> DATA
-------------------------

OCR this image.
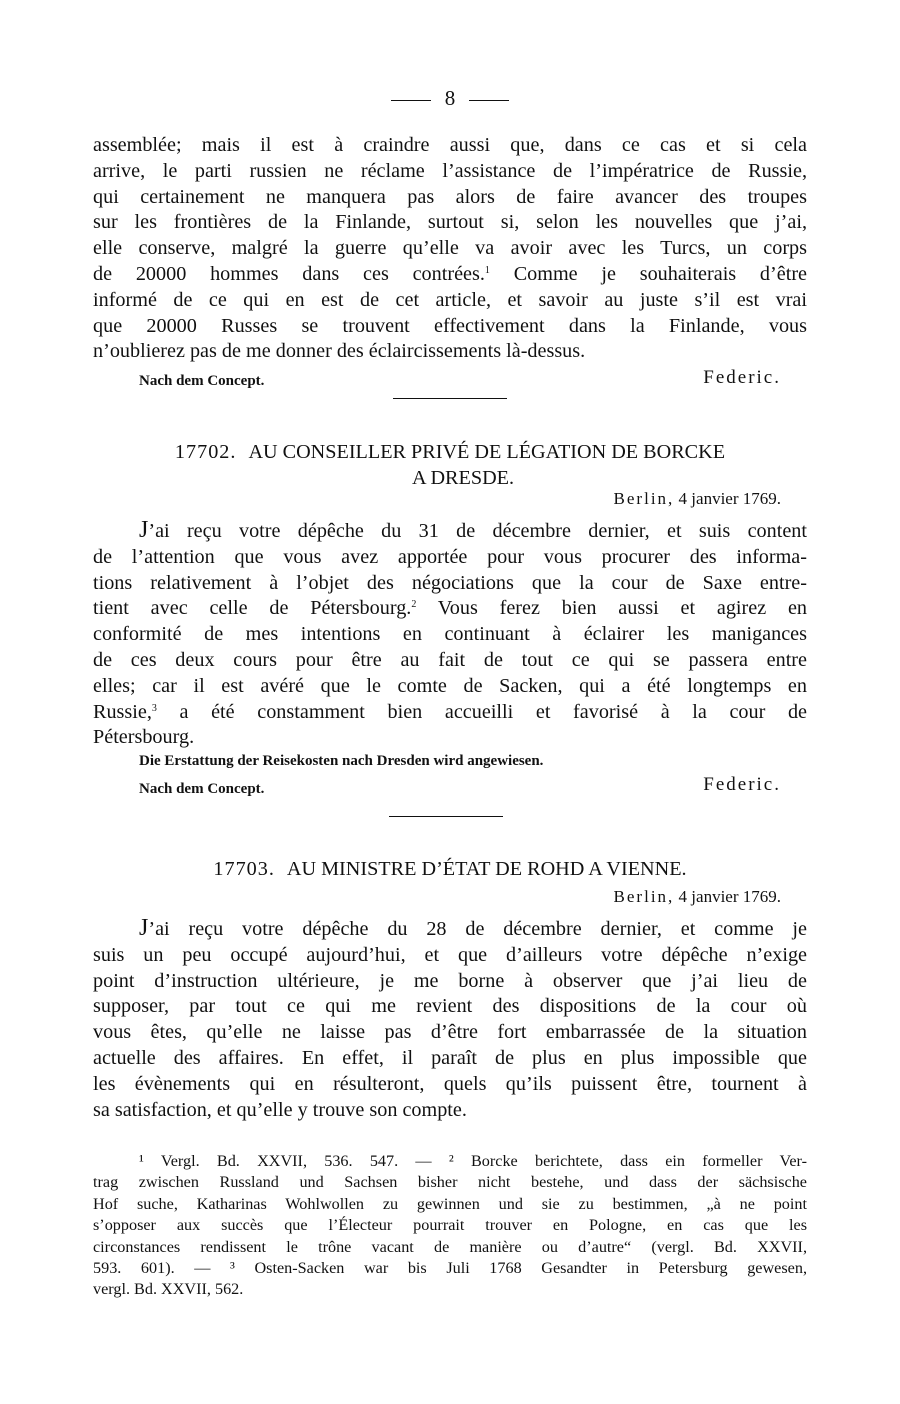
8
assemblée; mais il est à craindre aussi que, dans ce cas et si cela
arrive, le parti russien ne réclame l’assistance de l’impératrice de Russie,
qui certainement ne manquera pas alors de faire avancer des troupes
sur les frontières de la Finlande, surtout si, selon les nouvelles que j’ai,
elle conserve, malgré la guerre qu’elle va avoir avec les Turcs, un corps
de 20000 hommes dans ces contrées.$^1$ Comme je souhaiterais d’être
informé de ce qui en est de cet article, et savoir au juste s’il est vrai
que 20000 Russes se trouvent effectivement dans la Finlande, vous
n’oublierez pas de me donner des éclaircissements là-dessus.
Nach dem Concept.	Federic.
17702. AU CONSEILLER PRIVÉ DE LÉGATION DE BORCKE
A DRESDE.
Berlin, 4 janvier 1769.
J’ai reçu votre dépêche du 31 de décembre dernier, et suis content
de l’attention que vous avez apportée pour vous procurer des informa-
tions relativement à l’objet des négociations que la cour de Saxe entre-
tient avec celle de Pétersbourg.$^2$ Vous ferez bien aussi et agirez en
conformité de mes intentions en continuant à éclairer les manigances
de ces deux cours pour être au fait de tout ce qui se passera entre
elles; car il est avéré que le comte de Sacken, qui a été longtemps en
Russie,$^3$ a été constamment bien accueilli et favorisé à la cour de
Pétersbourg.
Die Erstattung der Reisekosten nach Dresden wird angewiesen.
Nach dem Concept.	Federic.
17703. AU MINISTRE D’ÉTAT DE ROHD A VIENNE.
Berlin, 4 janvier 1769.
J’ai reçu votre dépêche du 28 de décembre dernier, et comme je
suis un peu occupé aujourd’hui, et que d’ailleurs votre dépêche n’exige
point d’instruction ultérieure, je me borne à observer que j’ai lieu de
supposer, par tout ce qui me revient des dispositions de la cour où
vous êtes, qu’elle ne laisse pas d’être fort embarrassée de la situation
actuelle des affaires. En effet, il paraît de plus en plus impossible que
les évènements qui en résulteront, quels qu’ils puissent être, tournent à
sa satisfaction, et qu’elle y trouve son compte.
¹ Vergl. Bd. XXVII, 536. 547. — ² Borcke berichtete, dass ein formeller Ver-
trag zwischen Russland und Sachsen bisher nicht bestehe, und dass der sächsische
Hof suche, Katharinas Wohlwollen zu gewinnen und sie zu bestimmen, „à ne point
s’opposer aux succès que l’Électeur pourrait trouver en Pologne, en cas que les
circonstances rendissent le trône vacant de manière ou d’autre“ (vergl. Bd. XXVII,
593. 601). — ³ Osten-Sacken war bis Juli 1768 Gesandter in Petersburg gewesen,
vergl. Bd. XXVII, 562.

-------------------------

> TASK DIRECTIONS
Retype each record exactly as it stands, but do not include the pictures.

> ANSWER TO THIS EXERCISE
OCR this image.
8
assemblée; mais il est à craindre aussi que, dans ce cas et si cela
arrive, le parti russien ne réclame l’assistance de l’impératrice de Russie,
qui certainement ne manquera pas alors de faire avancer des troupes
sur les frontières de la Finlande, surtout si, selon les nouvelles que j’ai,
elle conserve, malgré la guerre qu’elle va avoir avec les Turcs, un corps
de 20000 hommes dans ces contrées.$^1$ Comme je souhaiterais d’être
informé de ce qui en est de cet article, et savoir au juste s’il est vrai
que 20000 Russes se trouvent effectivement dans la Finlande, vous
n’oublierez pas de me donner des éclaircissements là-dessus.
Nach dem Concept.	Federic.
17702. AU CONSEILLER PRIVÉ DE LÉGATION DE BORCKE
A DRESDE.
Berlin, 4 janvier 1769.
J’ai reçu votre dépêche du 31 de décembre dernier, et suis content
de l’attention que vous avez apportée pour vous procurer des informa-
tions relativement à l’objet des négociations que la cour de Saxe entre-
tient avec celle de Pétersbourg.$^2$ Vous ferez bien aussi et agirez en
conformité de mes intentions en continuant à éclairer les manigances
de ces deux cours pour être au fait de tout ce qui se passera entre
elles; car il est avéré que le comte de Sacken, qui a été longtemps en
Russie,$^3$ a été constamment bien accueilli et favorisé à la cour de
Pétersbourg.
Die Erstattung der Reisekosten nach Dresden wird angewiesen.
Nach dem Concept.	Federic.
17703. AU MINISTRE D’ÉTAT DE ROHD A VIENNE.
Berlin, 4 janvier 1769.
J’ai reçu votre dépêche du 28 de décembre dernier, et comme je
suis un peu occupé aujourd’hui, et que d’ailleurs votre dépêche n’exige
point d’instruction ultérieure, je me borne à observer que j’ai lieu de
supposer, par tout ce qui me revient des dispositions de la cour où
vous êtes, qu’elle ne laisse pas d’être fort embarrassée de la situation
actuelle des affaires. En effet, il paraît de plus en plus impossible que
les évènements qui en résulteront, quels qu’ils puissent être, tournent à
sa satisfaction, et qu’elle y trouve son compte.
¹ Vergl. Bd. XXVII, 536. 547. — ² Borcke berichtete, dass ein formeller Ver-
trag zwischen Russland und Sachsen bisher nicht bestehe, und dass der sächsische
Hof suche, Katharinas Wohlwollen zu gewinnen und sie zu bestimmen, „à ne point
s’opposer aux succès que l’Électeur pourrait trouver en Pologne, en cas que les
circonstances rendissent le trône vacant de manière ou d’autre“ (vergl. Bd. XXVII,
593. 601). — ³ Osten-Sacken war bis Juli 1768 Gesandter in Petersburg gewesen,
vergl. Bd. XXVII, 562.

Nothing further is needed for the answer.